Exercise task
The listing beneath should be written out in full, exactly as shown.

Material to process
##########

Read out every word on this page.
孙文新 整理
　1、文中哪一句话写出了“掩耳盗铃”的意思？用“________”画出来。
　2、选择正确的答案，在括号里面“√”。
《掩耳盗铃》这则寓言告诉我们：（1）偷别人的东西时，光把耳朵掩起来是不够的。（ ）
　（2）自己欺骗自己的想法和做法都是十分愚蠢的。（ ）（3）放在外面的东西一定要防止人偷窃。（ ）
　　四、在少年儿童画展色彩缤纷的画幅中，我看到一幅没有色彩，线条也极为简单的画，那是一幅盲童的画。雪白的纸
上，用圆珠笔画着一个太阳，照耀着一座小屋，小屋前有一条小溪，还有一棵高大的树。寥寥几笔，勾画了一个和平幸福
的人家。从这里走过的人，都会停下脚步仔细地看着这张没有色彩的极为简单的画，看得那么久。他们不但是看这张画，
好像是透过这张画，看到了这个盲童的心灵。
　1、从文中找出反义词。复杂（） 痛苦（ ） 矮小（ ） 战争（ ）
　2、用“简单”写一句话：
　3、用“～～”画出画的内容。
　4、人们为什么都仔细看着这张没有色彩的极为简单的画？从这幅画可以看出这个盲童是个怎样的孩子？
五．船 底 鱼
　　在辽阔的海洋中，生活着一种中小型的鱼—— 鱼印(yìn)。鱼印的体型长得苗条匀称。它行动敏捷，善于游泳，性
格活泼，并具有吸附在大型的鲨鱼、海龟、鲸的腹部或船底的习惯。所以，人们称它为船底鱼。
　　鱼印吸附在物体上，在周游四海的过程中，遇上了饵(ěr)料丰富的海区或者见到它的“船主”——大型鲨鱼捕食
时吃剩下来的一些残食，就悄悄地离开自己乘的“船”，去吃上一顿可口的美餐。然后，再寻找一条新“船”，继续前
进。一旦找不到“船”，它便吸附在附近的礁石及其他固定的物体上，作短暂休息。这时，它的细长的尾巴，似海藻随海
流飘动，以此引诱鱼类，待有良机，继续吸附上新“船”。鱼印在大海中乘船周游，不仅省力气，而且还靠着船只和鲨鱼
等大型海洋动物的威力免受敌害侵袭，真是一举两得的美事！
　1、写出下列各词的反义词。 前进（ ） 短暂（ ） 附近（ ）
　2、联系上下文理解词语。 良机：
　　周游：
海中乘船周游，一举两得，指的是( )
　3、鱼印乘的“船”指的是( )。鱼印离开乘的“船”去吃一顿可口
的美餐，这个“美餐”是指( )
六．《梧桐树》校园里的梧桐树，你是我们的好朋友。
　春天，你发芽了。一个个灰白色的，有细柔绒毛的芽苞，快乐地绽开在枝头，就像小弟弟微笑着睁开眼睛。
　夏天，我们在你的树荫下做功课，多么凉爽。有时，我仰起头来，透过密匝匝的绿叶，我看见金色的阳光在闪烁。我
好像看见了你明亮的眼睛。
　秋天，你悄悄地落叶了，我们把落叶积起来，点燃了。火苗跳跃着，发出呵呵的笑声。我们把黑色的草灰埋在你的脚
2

##########

Task output
Read out every word on this page.
孙文新 整理
　1、文中哪一句话写出了“掩耳盗铃”的意思？用“________”画出来。
　2、选择正确的答案，在括号里面“√”。
《掩耳盗铃》这则寓言告诉我们：（1）偷别人的东西时，光把耳朵掩起来是不够的。（ ）
　（2）自己欺骗自己的想法和做法都是十分愚蠢的。（ ）（3）放在外面的东西一定要防止人偷窃。（ ）
　　四、在少年儿童画展色彩缤纷的画幅中，我看到一幅没有色彩，线条也极为简单的画，那是一幅盲童的画。雪白的纸
上，用圆珠笔画着一个太阳，照耀着一座小屋，小屋前有一条小溪，还有一棵高大的树。寥寥几笔，勾画了一个和平幸福
的人家。从这里走过的人，都会停下脚步仔细地看着这张没有色彩的极为简单的画，看得那么久。他们不但是看这张画，
好像是透过这张画，看到了这个盲童的心灵。
　1、从文中找出反义词。复杂（） 痛苦（ ） 矮小（ ） 战争（ ）
　2、用“简单”写一句话：
　3、用“～～”画出画的内容。
　4、人们为什么都仔细看着这张没有色彩的极为简单的画？从这幅画可以看出这个盲童是个怎样的孩子？
五．船 底 鱼
　　在辽阔的海洋中，生活着一种中小型的鱼—— 鱼印(yìn)。鱼印的体型长得苗条匀称。它行动敏捷，善于游泳，性
格活泼，并具有吸附在大型的鲨鱼、海龟、鲸的腹部或船底的习惯。所以，人们称它为船底鱼。
　　鱼印吸附在物体上，在周游四海的过程中，遇上了饵(ěr)料丰富的海区或者见到它的“船主”——大型鲨鱼捕食
时吃剩下来的一些残食，就悄悄地离开自己乘的“船”，去吃上一顿可口的美餐。然后，再寻找一条新“船”，继续前
进。一旦找不到“船”，它便吸附在附近的礁石及其他固定的物体上，作短暂休息。这时，它的细长的尾巴，似海藻随海
流飘动，以此引诱鱼类，待有良机，继续吸附上新“船”。鱼印在大海中乘船周游，不仅省力气，而且还靠着船只和鲨鱼
等大型海洋动物的威力免受敌害侵袭，真是一举两得的美事！
　1、写出下列各词的反义词。 前进（ ） 短暂（ ） 附近（ ）
　2、联系上下文理解词语。 良机：
　　周游：
海中乘船周游，一举两得，指的是( )
　3、鱼印乘的“船”指的是( )。鱼印离开乘的“船”去吃一顿可口
的美餐，这个“美餐”是指( )
六．《梧桐树》校园里的梧桐树，你是我们的好朋友。
　春天，你发芽了。一个个灰白色的，有细柔绒毛的芽苞，快乐地绽开在枝头，就像小弟弟微笑着睁开眼睛。
　夏天，我们在你的树荫下做功课，多么凉爽。有时，我仰起头来，透过密匝匝的绿叶，我看见金色的阳光在闪烁。我
好像看见了你明亮的眼睛。
　秋天，你悄悄地落叶了，我们把落叶积起来，点燃了。火苗跳跃着，发出呵呵的笑声。我们把黑色的草灰埋在你的脚
2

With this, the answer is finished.